* start *
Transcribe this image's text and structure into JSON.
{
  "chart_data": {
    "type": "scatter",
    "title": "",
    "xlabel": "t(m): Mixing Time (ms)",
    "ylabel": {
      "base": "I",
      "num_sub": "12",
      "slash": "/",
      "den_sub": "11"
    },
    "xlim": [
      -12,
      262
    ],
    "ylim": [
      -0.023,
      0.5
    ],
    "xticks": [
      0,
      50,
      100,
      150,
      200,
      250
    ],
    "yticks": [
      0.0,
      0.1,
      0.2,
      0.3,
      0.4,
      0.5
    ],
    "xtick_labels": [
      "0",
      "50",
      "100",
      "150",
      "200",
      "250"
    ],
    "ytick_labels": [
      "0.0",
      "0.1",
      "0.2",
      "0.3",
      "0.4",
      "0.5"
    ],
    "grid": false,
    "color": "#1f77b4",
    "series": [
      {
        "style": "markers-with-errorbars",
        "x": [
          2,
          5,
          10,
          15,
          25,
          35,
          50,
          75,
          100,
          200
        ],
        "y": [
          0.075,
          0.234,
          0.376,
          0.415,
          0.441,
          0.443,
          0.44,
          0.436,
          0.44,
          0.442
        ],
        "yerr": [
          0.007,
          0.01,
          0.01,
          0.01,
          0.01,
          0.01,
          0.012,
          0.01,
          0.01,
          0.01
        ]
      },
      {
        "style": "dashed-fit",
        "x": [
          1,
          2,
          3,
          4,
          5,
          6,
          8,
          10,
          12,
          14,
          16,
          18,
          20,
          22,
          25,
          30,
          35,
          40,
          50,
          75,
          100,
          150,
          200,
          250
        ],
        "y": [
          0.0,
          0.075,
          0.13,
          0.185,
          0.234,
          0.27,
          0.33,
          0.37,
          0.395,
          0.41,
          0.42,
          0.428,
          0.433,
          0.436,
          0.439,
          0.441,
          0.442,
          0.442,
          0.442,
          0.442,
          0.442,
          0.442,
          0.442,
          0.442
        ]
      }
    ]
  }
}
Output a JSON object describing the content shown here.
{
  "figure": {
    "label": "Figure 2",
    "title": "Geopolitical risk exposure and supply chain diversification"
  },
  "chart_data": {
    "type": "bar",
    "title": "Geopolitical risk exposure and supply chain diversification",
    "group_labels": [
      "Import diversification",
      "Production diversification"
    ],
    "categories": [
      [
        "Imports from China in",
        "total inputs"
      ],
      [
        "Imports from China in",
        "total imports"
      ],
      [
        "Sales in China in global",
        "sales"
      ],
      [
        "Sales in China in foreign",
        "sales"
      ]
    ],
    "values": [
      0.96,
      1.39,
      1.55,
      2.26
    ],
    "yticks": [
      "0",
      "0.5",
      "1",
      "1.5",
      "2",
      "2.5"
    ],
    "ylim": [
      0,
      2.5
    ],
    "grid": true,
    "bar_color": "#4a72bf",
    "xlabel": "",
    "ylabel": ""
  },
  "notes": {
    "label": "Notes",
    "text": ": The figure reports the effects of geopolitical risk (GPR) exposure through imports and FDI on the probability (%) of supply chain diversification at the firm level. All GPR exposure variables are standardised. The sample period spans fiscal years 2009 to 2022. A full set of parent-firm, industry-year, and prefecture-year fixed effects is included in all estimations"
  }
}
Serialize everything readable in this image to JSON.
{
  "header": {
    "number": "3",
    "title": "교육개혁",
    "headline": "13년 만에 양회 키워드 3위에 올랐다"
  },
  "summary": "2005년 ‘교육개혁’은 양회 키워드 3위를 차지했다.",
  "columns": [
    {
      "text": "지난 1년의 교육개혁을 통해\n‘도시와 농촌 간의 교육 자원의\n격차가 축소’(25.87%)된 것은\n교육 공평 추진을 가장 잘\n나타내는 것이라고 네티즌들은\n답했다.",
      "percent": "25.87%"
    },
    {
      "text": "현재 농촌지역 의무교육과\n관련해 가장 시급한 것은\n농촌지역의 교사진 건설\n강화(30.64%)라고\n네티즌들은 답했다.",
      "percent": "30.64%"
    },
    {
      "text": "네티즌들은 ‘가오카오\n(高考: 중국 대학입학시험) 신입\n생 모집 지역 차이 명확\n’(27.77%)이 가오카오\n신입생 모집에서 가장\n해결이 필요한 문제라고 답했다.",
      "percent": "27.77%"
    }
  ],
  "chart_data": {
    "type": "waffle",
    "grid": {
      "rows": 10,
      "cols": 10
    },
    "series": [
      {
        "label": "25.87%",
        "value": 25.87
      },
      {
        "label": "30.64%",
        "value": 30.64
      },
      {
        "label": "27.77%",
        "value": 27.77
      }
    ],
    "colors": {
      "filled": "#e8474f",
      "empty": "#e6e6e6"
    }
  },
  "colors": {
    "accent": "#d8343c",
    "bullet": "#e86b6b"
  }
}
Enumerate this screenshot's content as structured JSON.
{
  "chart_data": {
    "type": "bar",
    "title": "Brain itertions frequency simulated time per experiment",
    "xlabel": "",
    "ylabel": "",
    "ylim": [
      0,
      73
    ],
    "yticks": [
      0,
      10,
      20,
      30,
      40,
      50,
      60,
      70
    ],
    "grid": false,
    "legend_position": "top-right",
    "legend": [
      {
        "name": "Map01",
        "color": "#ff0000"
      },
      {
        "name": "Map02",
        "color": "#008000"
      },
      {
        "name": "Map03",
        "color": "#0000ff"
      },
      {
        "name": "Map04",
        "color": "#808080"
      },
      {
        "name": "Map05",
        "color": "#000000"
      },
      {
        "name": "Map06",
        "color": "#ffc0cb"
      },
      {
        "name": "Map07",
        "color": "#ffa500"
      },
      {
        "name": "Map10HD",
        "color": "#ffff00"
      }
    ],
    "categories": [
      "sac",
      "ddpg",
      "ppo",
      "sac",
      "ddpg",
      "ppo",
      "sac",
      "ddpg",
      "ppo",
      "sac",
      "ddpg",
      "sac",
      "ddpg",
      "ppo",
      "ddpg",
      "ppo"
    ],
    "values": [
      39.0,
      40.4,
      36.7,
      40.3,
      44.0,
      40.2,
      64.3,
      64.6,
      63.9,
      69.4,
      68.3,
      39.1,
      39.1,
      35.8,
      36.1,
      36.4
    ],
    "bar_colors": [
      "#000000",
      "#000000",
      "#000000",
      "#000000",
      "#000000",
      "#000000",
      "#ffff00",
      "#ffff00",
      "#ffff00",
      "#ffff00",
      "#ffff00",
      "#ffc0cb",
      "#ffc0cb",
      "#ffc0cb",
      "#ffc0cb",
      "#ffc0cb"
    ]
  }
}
* end *
▶ [REQUIRED TASK] Copy out the full material exactly as it appears.

▶ [REPLY]
Transcribe this image's text and structure into JSON.
{
  "chart_data": {
    "type": "scatter",
    "title": "",
    "xlabel": "t(m): Mixing Time (ms)",
    "ylabel": {
      "base": "I",
      "num_sub": "12",
      "slash": "/",
      "den_sub": "11"
    },
    "xlim": [
      -12,
      262
    ],
    "ylim": [
      -0.023,
      0.5
    ],
    "xticks": [
      0,
      50,
      100,
      150,
      200,
      250
    ],
    "yticks": [
      0.0,
      0.1,
      0.2,
      0.3,
      0.4,
      0.5
    ],
    "xtick_labels": [
      "0",
      "50",
      "100",
      "150",
      "200",
      "250"
    ],
    "ytick_labels": [
      "0.0",
      "0.1",
      "0.2",
      "0.3",
      "0.4",
      "0.5"
    ],
    "grid": false,
    "color": "#1f77b4",
    "series": [
      {
        "style": "markers-with-errorbars",
        "x": [
          2,
          5,
          10,
          15,
          25,
          35,
          50,
          75,
          100,
          200
        ],
        "y": [
          0.075,
          0.234,
          0.376,
          0.415,
          0.441,
          0.443,
          0.44,
          0.436,
          0.44,
          0.442
        ],
        "yerr": [
          0.007,
          0.01,
          0.01,
          0.01,
          0.01,
          0.01,
          0.012,
          0.01,
          0.01,
          0.01
        ]
      },
      {
        "style": "dashed-fit",
        "x": [
          1,
          2,
          3,
          4,
          5,
          6,
          8,
          10,
          12,
          14,
          16,
          18,
          20,
          22,
          25,
          30,
          35,
          40,
          50,
          75,
          100,
          150,
          200,
          250
        ],
        "y": [
          0.0,
          0.075,
          0.13,
          0.185,
          0.234,
          0.27,
          0.33,
          0.37,
          0.395,
          0.41,
          0.42,
          0.428,
          0.433,
          0.436,
          0.439,
          0.441,
          0.442,
          0.442,
          0.442,
          0.442,
          0.442,
          0.442,
          0.442,
          0.442
        ]
      }
    ]
  }
}
Output a JSON object describing the content shown here.
{
  "figure": {
    "label": "Figure 2",
    "title": "Geopolitical risk exposure and supply chain diversification"
  },
  "chart_data": {
    "type": "bar",
    "title": "Geopolitical risk exposure and supply chain diversification",
    "group_labels": [
      "Import diversification",
      "Production diversification"
    ],
    "categories": [
      [
        "Imports from China in",
        "total inputs"
      ],
      [
        "Imports from China in",
        "total imports"
      ],
      [
        "Sales in China in global",
        "sales"
      ],
      [
        "Sales in China in foreign",
        "sales"
      ]
    ],
    "values": [
      0.96,
      1.39,
      1.55,
      2.26
    ],
    "yticks": [
      "0",
      "0.5",
      "1",
      "1.5",
      "2",
      "2.5"
    ],
    "ylim": [
      0,
      2.5
    ],
    "grid": true,
    "bar_color": "#4a72bf",
    "xlabel": "",
    "ylabel": ""
  },
  "notes": {
    "label": "Notes",
    "text": ": The figure reports the effects of geopolitical risk (GPR) exposure through imports and FDI on the probability (%) of supply chain diversification at the firm level. All GPR exposure variables are standardised. The sample period spans fiscal years 2009 to 2022. A full set of parent-firm, industry-year, and prefecture-year fixed effects is included in all estimations"
  }
}
Serialize everything readable in this image to JSON.
{
  "header": {
    "number": "3",
    "title": "교육개혁",
    "headline": "13년 만에 양회 키워드 3위에 올랐다"
  },
  "summary": "2005년 ‘교육개혁’은 양회 키워드 3위를 차지했다.",
  "columns": [
    {
      "text": "지난 1년의 교육개혁을 통해\n‘도시와 농촌 간의 교육 자원의\n격차가 축소’(25.87%)된 것은\n교육 공평 추진을 가장 잘\n나타내는 것이라고 네티즌들은\n답했다.",
      "percent": "25.87%"
    },
    {
      "text": "현재 농촌지역 의무교육과\n관련해 가장 시급한 것은\n농촌지역의 교사진 건설\n강화(30.64%)라고\n네티즌들은 답했다.",
      "percent": "30.64%"
    },
    {
      "text": "네티즌들은 ‘가오카오\n(高考: 중국 대학입학시험) 신입\n생 모집 지역 차이 명확\n’(27.77%)이 가오카오\n신입생 모집에서 가장\n해결이 필요한 문제라고 답했다.",
      "percent": "27.77%"
    }
  ],
  "chart_data": {
    "type": "waffle",
    "grid": {
      "rows": 10,
      "cols": 10
    },
    "series": [
      {
        "label": "25.87%",
        "value": 25.87
      },
      {
        "label": "30.64%",
        "value": 30.64
      },
      {
        "label": "27.77%",
        "value": 27.77
      }
    ],
    "colors": {
      "filled": "#e8474f",
      "empty": "#e6e6e6"
    }
  },
  "colors": {
    "accent": "#d8343c",
    "bullet": "#e86b6b"
  }
}
Enumerate this screenshot's content as structured JSON.
{
  "chart_data": {
    "type": "bar",
    "title": "Brain itertions frequency simulated time per experiment",
    "xlabel": "",
    "ylabel": "",
    "ylim": [
      0,
      73
    ],
    "yticks": [
      0,
      10,
      20,
      30,
      40,
      50,
      60,
      70
    ],
    "grid": false,
    "legend_position": "top-right",
    "legend": [
      {
        "name": "Map01",
        "color": "#ff0000"
      },
      {
        "name": "Map02",
        "color": "#008000"
      },
      {
        "name": "Map03",
        "color": "#0000ff"
      },
      {
        "name": "Map04",
        "color": "#808080"
      },
      {
        "name": "Map05",
        "color": "#000000"
      },
      {
        "name": "Map06",
        "color": "#ffc0cb"
      },
      {
        "name": "Map07",
        "color": "#ffa500"
      },
      {
        "name": "Map10HD",
        "color": "#ffff00"
      }
    ],
    "categories": [
      "sac",
      "ddpg",
      "ppo",
      "sac",
      "ddpg",
      "ppo",
      "sac",
      "ddpg",
      "ppo",
      "sac",
      "ddpg",
      "sac",
      "ddpg",
      "ppo",
      "ddpg",
      "ppo"
    ],
    "values": [
      39.0,
      40.4,
      36.7,
      40.3,
      44.0,
      40.2,
      64.3,
      64.6,
      63.9,
      69.4,
      68.3,
      39.1,
      39.1,
      35.8,
      36.1,
      36.4
    ],
    "bar_colors": [
      "#000000",
      "#000000",
      "#000000",
      "#000000",
      "#000000",
      "#000000",
      "#ffff00",
      "#ffff00",
      "#ffff00",
      "#ffff00",
      "#ffff00",
      "#ffc0cb",
      "#ffc0cb",
      "#ffc0cb",
      "#ffc0cb",
      "#ffc0cb"
    ]
  }
}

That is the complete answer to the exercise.